## THE RECORDS
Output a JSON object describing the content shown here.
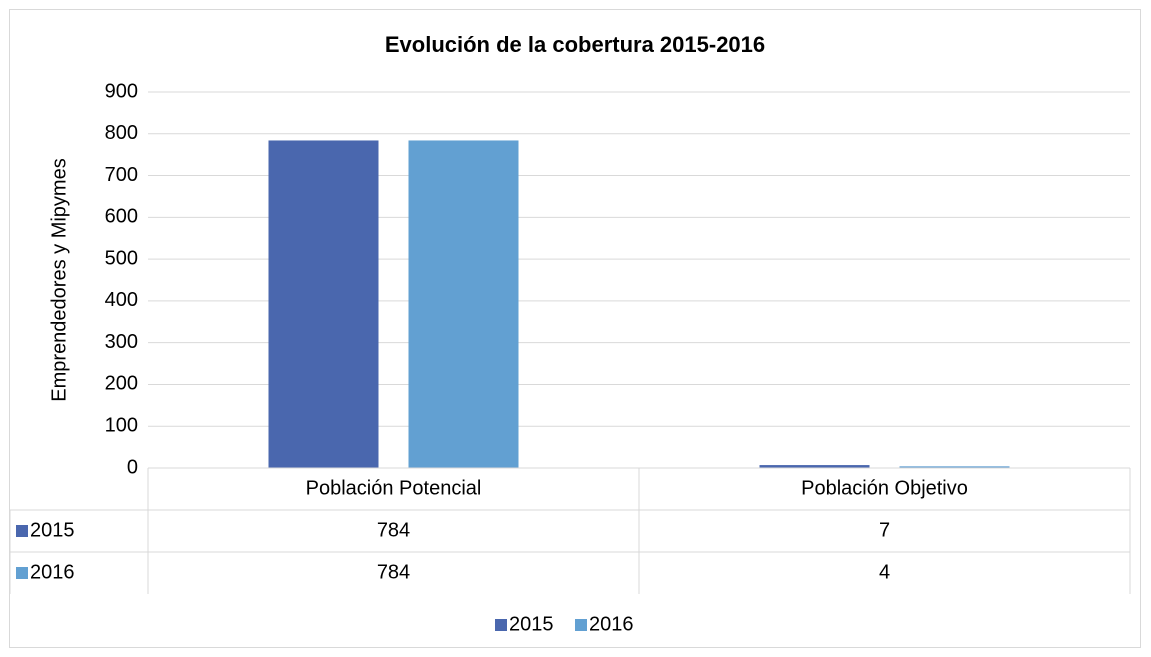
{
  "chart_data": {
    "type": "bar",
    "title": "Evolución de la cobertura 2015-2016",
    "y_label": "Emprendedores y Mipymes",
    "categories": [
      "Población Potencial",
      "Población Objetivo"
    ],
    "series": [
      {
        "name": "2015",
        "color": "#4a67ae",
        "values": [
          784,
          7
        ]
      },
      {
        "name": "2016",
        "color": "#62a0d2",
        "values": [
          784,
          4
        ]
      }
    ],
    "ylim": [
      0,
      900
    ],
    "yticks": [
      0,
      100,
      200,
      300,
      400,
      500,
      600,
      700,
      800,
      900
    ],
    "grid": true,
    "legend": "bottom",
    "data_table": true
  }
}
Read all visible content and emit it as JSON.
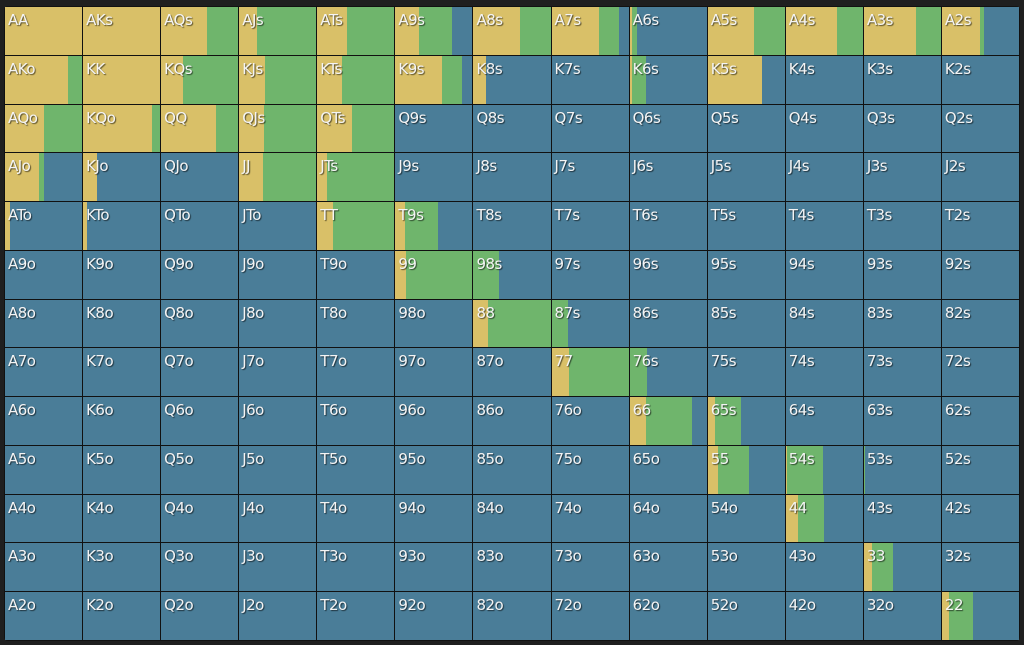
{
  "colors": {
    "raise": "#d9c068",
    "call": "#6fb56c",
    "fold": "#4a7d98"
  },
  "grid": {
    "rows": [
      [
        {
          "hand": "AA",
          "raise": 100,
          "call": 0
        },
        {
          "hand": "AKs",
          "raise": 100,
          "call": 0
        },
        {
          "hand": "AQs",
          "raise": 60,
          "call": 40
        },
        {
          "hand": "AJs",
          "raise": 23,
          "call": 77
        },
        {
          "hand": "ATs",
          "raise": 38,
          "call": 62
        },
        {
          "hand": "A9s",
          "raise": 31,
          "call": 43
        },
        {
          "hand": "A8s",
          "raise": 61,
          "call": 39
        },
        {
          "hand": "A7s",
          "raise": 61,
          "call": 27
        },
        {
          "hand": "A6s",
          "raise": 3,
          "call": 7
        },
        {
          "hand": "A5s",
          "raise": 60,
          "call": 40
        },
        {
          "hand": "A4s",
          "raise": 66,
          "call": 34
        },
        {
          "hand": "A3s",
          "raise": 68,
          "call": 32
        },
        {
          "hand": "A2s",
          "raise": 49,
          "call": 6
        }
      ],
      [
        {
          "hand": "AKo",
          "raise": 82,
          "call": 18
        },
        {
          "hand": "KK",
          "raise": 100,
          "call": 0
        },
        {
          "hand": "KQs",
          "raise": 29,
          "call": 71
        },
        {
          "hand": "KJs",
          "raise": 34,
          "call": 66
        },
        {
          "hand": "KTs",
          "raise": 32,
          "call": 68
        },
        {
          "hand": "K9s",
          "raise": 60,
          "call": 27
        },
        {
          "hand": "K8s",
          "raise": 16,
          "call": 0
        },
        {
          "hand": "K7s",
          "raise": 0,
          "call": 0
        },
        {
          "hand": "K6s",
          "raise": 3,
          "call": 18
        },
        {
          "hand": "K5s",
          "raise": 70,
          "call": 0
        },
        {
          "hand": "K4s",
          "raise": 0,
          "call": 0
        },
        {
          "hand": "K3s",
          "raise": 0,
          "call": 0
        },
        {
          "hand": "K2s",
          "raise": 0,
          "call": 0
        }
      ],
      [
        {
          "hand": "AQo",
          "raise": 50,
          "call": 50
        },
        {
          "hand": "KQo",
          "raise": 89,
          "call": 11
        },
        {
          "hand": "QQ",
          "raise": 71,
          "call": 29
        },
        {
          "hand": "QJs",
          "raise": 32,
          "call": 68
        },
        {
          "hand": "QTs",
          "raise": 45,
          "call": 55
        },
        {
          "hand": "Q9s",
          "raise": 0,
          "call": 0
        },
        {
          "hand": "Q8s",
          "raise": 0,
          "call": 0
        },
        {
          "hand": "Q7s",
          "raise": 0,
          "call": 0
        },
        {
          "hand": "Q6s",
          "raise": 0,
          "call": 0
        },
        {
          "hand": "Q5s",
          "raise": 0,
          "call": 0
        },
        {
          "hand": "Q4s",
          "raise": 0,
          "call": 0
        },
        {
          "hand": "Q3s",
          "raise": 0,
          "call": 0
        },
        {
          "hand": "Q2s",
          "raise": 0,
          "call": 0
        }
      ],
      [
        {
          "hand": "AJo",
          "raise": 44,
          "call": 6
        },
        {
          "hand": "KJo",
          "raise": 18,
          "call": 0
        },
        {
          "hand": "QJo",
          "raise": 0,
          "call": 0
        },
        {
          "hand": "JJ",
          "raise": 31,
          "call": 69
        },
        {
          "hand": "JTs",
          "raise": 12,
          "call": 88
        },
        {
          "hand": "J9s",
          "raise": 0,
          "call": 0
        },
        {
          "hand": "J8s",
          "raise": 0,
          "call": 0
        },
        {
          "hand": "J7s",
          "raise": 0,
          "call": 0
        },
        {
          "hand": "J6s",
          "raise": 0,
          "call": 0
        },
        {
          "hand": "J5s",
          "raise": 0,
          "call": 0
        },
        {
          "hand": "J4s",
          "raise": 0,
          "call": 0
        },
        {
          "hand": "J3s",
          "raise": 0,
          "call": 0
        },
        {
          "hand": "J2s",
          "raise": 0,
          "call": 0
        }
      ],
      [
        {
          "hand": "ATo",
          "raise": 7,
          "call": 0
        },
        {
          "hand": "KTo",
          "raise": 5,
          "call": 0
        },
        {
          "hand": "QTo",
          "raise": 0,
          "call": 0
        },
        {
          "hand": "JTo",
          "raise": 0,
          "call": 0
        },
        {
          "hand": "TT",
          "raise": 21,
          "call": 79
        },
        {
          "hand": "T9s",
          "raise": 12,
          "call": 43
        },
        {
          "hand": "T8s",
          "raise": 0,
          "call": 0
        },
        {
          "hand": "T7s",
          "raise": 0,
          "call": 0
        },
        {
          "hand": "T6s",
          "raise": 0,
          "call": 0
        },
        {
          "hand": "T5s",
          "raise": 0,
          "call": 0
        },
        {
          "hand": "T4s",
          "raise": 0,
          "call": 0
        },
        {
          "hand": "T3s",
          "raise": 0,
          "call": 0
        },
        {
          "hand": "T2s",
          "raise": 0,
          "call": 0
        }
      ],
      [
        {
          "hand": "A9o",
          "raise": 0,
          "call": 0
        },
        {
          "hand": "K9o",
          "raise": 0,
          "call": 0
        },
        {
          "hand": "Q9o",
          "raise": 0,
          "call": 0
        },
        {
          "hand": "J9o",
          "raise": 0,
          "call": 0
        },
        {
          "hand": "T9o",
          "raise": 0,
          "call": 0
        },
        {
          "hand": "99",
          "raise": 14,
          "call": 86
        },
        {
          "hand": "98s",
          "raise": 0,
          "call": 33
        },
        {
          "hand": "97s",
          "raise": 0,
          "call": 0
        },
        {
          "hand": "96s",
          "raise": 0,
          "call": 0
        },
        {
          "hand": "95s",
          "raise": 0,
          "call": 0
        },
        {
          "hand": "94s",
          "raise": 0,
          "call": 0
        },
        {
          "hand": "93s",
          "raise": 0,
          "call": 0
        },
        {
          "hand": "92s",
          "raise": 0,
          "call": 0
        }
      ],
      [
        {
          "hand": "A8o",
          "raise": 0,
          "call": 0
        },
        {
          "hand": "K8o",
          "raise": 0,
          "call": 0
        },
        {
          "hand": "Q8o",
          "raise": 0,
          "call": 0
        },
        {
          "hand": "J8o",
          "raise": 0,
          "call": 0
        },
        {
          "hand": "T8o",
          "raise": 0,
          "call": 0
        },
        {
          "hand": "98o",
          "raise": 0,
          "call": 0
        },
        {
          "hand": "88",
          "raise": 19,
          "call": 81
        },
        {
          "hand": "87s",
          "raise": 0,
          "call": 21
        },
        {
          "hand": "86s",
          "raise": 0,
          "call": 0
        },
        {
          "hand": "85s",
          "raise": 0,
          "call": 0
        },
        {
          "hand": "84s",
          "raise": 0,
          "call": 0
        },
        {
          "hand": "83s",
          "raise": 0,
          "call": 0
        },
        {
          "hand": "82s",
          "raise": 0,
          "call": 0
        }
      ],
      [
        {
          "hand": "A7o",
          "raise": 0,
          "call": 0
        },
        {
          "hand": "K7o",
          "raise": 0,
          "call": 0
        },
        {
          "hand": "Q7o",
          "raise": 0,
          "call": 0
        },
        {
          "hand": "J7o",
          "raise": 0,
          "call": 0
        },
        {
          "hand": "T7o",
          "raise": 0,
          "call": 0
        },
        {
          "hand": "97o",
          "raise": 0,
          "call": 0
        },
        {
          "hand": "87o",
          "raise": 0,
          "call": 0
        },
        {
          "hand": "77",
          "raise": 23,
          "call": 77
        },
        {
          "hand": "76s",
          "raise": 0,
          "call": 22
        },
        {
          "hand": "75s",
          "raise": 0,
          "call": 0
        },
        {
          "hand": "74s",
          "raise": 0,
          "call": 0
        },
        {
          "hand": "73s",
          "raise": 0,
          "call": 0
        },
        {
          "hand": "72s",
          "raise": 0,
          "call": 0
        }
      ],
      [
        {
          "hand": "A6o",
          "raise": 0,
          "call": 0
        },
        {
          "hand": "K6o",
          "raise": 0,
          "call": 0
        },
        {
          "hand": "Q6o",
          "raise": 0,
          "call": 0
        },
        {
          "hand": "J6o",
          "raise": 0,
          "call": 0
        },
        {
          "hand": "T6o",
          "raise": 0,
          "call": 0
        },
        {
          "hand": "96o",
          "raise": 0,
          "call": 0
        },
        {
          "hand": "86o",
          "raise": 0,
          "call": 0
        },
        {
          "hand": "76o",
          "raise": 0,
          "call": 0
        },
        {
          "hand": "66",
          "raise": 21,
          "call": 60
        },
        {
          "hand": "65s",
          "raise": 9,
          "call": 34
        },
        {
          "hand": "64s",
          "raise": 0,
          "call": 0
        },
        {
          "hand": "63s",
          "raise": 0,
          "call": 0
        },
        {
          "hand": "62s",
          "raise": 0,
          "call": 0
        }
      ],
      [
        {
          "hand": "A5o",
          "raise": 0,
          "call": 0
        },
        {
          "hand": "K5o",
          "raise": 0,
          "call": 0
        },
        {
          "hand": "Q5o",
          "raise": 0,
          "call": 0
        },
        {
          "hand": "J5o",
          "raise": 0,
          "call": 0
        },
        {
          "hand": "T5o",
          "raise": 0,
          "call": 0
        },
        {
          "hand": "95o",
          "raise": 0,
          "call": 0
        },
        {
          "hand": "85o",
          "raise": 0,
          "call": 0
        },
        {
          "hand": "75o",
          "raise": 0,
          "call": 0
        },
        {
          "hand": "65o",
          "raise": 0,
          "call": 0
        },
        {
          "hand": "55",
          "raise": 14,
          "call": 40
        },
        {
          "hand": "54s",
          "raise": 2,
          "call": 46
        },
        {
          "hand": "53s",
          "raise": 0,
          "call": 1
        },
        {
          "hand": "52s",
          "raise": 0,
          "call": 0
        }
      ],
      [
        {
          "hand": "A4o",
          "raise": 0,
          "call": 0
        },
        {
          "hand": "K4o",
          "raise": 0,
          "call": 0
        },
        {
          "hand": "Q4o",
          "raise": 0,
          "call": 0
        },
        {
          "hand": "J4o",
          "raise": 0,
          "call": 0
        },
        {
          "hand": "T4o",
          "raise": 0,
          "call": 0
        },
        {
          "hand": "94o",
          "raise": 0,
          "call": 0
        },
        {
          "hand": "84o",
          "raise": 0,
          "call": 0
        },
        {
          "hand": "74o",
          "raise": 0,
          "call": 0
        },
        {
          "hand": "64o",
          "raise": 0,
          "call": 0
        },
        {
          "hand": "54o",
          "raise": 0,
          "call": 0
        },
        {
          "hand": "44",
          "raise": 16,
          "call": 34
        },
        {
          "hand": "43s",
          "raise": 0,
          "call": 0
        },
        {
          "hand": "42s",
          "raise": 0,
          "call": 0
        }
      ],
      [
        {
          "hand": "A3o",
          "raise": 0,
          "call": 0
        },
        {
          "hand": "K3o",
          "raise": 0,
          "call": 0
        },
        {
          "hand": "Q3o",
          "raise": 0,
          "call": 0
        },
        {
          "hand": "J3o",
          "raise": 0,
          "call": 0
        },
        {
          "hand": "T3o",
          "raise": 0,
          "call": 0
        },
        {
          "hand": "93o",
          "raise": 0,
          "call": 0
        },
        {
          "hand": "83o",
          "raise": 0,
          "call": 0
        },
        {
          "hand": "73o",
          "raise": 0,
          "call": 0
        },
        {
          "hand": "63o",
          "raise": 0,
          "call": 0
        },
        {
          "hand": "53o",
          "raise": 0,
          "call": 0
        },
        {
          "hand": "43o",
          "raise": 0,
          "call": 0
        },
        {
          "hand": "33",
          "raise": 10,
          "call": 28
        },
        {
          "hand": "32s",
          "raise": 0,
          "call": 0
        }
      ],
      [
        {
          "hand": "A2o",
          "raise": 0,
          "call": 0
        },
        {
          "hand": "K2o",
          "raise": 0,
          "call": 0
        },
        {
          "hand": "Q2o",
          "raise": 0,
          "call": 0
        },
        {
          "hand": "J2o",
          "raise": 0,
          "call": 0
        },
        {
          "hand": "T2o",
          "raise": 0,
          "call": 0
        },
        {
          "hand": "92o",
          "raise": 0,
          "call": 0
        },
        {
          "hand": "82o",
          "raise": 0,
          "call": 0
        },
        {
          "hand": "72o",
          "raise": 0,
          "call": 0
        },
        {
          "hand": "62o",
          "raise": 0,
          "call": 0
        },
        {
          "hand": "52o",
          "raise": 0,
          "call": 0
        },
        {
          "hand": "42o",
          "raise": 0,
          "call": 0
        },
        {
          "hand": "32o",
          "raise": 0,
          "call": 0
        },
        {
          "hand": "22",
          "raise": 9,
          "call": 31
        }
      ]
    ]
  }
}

## WHAT THIS TASK INVOLVES
Determine how many lines in the listing above hold the word "JSON", answering with the number only.

## FULL SOLUTION
2